Records from a data source
########

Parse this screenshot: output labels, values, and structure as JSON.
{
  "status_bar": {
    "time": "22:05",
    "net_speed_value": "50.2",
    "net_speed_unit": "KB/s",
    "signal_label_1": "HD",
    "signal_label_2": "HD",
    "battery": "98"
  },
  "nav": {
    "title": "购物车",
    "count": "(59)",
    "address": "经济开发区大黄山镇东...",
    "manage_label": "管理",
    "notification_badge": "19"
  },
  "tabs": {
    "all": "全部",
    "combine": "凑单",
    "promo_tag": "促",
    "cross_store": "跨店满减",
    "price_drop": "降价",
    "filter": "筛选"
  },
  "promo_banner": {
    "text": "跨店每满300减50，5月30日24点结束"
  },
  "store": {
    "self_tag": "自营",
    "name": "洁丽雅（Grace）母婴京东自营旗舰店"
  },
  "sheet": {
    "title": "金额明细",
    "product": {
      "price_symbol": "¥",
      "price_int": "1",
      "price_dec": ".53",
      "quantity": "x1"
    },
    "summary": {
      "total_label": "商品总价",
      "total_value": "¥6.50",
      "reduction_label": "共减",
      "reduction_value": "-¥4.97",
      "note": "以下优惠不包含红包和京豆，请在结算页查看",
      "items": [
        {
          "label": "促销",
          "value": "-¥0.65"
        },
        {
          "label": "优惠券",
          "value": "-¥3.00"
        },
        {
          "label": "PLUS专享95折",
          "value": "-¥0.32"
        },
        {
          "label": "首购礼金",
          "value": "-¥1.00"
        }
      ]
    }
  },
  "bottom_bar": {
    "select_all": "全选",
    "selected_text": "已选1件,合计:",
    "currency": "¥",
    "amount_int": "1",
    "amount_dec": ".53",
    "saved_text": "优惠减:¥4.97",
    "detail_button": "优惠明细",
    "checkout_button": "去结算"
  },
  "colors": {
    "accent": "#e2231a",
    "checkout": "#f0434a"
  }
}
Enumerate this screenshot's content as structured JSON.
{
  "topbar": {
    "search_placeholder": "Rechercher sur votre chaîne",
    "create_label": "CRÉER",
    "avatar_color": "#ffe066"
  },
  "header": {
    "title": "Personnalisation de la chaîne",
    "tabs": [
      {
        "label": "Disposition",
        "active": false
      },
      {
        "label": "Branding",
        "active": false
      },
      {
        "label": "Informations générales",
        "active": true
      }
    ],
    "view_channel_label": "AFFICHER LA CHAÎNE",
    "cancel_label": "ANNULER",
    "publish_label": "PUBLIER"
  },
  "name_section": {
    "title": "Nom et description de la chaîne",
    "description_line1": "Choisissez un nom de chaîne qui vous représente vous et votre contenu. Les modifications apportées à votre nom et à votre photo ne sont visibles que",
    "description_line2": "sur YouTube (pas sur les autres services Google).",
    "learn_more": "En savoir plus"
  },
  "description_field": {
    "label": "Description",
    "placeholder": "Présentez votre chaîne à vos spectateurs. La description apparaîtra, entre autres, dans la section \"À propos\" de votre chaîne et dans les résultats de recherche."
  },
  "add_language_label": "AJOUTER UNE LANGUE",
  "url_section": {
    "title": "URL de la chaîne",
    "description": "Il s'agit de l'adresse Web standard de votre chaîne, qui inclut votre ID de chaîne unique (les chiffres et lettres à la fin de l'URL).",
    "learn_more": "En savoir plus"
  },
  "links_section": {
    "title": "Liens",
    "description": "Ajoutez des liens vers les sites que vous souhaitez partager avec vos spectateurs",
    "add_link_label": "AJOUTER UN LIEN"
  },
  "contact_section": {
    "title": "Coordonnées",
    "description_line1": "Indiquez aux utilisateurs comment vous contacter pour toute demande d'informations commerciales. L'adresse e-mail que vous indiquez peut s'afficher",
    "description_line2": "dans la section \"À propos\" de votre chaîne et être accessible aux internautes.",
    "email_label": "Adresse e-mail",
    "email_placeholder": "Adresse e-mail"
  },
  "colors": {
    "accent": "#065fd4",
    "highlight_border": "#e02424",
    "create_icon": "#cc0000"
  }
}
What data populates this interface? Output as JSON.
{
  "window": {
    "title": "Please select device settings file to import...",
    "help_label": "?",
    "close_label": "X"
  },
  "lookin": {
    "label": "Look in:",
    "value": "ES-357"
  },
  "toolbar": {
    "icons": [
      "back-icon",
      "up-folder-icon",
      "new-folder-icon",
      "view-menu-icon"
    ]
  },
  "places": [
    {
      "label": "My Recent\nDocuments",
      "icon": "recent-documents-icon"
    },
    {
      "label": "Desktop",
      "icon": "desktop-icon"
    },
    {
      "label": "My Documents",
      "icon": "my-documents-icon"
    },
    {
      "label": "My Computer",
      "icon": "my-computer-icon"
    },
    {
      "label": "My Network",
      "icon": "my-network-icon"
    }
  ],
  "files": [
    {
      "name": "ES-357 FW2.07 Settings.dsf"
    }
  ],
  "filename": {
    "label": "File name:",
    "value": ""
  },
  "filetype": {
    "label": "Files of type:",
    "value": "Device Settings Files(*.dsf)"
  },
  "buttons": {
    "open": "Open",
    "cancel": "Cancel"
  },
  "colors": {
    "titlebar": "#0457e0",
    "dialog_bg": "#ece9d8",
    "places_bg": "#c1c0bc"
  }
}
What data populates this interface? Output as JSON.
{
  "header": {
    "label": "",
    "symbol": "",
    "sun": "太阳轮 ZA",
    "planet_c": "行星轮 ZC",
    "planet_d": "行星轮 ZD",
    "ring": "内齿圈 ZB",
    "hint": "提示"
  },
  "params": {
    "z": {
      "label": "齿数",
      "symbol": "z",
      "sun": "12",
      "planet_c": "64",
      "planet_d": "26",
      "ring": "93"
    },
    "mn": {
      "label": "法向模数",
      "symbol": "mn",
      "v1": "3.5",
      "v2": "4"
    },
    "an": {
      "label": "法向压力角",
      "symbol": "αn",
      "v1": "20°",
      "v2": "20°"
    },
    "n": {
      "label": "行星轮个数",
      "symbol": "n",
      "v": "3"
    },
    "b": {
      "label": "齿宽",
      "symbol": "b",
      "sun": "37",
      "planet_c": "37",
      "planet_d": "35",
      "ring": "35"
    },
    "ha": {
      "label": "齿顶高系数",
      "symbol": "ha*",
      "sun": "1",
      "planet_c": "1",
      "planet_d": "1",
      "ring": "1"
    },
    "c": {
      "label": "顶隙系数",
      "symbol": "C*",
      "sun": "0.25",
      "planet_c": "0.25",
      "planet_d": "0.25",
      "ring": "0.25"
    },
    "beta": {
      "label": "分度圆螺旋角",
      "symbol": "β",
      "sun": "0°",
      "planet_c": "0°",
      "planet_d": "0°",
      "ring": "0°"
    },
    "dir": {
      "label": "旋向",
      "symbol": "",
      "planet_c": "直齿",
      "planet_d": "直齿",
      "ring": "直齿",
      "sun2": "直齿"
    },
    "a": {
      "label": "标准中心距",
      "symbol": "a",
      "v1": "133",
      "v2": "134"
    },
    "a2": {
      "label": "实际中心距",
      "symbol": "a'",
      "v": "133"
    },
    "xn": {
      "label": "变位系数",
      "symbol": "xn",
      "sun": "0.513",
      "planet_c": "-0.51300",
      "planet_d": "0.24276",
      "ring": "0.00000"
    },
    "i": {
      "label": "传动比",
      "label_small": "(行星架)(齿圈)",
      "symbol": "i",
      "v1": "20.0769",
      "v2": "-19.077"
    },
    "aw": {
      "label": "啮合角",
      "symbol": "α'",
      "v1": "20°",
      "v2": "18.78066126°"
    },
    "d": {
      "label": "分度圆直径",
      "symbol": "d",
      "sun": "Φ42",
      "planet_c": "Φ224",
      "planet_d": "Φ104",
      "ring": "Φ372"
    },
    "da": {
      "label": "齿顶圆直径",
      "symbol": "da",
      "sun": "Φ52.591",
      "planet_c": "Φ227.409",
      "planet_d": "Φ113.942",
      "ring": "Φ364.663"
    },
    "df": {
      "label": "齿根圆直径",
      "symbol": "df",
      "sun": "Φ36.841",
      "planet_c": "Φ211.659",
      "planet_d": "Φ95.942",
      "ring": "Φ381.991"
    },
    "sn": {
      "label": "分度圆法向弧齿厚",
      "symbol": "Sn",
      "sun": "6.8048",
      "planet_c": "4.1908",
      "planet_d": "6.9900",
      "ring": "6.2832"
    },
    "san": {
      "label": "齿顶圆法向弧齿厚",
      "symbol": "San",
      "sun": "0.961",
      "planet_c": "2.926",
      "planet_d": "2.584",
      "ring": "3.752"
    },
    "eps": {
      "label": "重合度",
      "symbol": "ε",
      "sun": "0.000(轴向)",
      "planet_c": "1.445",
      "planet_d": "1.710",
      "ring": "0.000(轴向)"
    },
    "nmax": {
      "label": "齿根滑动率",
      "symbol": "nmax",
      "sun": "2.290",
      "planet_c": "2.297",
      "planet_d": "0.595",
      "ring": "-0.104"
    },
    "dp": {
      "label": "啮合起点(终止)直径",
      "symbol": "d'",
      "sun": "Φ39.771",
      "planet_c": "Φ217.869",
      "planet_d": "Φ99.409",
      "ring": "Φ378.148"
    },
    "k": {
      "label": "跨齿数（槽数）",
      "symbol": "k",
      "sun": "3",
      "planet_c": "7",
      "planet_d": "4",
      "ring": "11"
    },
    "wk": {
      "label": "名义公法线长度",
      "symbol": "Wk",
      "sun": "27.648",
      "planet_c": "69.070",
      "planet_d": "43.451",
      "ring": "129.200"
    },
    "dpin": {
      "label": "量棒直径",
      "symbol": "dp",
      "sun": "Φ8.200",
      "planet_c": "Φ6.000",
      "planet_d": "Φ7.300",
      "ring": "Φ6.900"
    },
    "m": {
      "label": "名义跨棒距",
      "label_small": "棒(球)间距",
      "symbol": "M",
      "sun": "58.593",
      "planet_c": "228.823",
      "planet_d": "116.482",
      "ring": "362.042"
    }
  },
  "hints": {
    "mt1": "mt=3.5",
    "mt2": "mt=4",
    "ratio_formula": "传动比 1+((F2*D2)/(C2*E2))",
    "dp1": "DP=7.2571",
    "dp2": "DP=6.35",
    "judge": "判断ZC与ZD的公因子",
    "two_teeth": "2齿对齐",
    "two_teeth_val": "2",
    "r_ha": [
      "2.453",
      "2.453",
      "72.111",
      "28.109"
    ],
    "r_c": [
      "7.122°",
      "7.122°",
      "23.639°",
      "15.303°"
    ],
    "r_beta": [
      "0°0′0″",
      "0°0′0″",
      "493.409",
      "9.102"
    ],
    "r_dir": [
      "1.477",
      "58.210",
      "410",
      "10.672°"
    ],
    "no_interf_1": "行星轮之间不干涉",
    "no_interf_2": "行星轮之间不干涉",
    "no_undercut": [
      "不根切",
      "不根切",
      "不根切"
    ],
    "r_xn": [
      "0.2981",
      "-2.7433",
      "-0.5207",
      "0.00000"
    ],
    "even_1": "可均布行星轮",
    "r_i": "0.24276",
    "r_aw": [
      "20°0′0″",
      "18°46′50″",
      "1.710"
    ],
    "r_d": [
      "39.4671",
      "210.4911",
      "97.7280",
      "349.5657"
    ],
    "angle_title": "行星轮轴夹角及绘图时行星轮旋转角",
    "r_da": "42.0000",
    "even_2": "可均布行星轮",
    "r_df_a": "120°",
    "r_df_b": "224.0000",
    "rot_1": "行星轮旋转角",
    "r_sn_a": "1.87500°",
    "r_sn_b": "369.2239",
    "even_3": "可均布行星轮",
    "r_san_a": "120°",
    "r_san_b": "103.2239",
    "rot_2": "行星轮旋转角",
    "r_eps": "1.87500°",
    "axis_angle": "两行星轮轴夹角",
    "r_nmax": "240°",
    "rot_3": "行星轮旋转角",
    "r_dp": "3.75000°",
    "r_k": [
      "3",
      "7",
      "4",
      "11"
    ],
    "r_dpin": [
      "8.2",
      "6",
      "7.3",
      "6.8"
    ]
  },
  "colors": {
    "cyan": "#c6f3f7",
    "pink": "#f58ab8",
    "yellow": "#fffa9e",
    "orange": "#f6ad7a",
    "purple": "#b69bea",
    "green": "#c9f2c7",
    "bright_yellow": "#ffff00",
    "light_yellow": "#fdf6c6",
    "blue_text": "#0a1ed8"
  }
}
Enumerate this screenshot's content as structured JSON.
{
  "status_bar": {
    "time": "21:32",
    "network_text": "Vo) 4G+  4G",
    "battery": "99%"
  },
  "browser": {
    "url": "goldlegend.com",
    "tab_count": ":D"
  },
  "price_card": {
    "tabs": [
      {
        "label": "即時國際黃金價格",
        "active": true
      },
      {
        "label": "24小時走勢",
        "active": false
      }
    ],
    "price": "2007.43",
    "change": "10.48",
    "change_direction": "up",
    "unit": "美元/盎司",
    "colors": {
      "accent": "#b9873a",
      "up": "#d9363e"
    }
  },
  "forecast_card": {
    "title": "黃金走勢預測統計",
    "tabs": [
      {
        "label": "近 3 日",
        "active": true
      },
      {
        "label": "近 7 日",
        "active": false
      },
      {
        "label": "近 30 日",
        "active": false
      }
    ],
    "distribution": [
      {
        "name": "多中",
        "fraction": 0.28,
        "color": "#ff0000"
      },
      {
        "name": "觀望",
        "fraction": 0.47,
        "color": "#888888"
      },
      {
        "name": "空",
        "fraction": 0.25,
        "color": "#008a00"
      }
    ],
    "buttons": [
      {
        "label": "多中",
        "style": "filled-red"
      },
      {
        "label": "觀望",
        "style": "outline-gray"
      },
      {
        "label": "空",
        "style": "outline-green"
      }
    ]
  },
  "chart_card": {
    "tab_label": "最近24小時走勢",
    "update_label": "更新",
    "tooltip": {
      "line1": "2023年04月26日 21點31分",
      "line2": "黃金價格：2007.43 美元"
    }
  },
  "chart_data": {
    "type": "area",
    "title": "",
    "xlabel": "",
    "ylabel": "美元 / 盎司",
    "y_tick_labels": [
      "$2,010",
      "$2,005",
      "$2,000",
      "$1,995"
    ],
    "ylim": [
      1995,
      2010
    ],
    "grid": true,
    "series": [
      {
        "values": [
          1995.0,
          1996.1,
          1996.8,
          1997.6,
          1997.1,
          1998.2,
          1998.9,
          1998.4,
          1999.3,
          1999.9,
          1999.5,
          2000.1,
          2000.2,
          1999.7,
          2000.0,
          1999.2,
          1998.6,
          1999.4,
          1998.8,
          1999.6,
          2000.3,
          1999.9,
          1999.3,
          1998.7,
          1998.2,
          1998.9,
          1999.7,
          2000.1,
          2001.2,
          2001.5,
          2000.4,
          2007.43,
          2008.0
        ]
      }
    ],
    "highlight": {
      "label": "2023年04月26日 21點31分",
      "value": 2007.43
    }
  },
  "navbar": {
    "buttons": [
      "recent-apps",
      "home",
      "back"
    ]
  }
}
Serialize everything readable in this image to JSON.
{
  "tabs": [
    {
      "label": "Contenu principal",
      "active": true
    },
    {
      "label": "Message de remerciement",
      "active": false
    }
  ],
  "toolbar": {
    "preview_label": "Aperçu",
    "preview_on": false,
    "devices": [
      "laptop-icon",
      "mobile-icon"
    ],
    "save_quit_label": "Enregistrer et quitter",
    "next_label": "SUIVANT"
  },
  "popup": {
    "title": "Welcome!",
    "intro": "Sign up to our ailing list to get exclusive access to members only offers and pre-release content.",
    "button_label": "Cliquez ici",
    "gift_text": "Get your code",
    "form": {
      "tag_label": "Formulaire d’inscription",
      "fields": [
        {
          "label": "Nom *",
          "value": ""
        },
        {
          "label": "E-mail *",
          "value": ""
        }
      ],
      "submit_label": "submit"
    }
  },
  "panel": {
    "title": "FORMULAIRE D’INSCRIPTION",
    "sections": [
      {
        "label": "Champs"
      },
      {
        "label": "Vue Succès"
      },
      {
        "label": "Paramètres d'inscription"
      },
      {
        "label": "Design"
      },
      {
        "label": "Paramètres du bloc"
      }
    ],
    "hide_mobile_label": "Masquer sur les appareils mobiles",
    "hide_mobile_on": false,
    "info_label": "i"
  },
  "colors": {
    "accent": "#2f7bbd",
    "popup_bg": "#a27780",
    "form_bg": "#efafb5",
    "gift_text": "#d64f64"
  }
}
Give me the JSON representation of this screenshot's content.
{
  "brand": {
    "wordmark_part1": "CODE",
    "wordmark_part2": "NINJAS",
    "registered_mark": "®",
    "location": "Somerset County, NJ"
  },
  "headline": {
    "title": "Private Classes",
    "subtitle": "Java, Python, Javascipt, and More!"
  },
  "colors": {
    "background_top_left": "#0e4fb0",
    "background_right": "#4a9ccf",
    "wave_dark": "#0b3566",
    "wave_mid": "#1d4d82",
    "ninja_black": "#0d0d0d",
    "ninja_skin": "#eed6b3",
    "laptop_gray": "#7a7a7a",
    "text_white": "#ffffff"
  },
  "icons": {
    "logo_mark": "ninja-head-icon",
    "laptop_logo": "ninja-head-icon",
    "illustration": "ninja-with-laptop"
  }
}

########

EXERCISE
Identify each line holding the string "dans", and copy it out.

EXERCISE RESULT
    "placeholder": "Présentez votre chaîne à vos spectateurs. La description apparaîtra, entre autres, dans la section \"À propos\" de votre chaîne et dans les résultats de recherche."
    "description_line2": "dans la section \"À propos\" de votre chaîne et être accessible aux internautes.",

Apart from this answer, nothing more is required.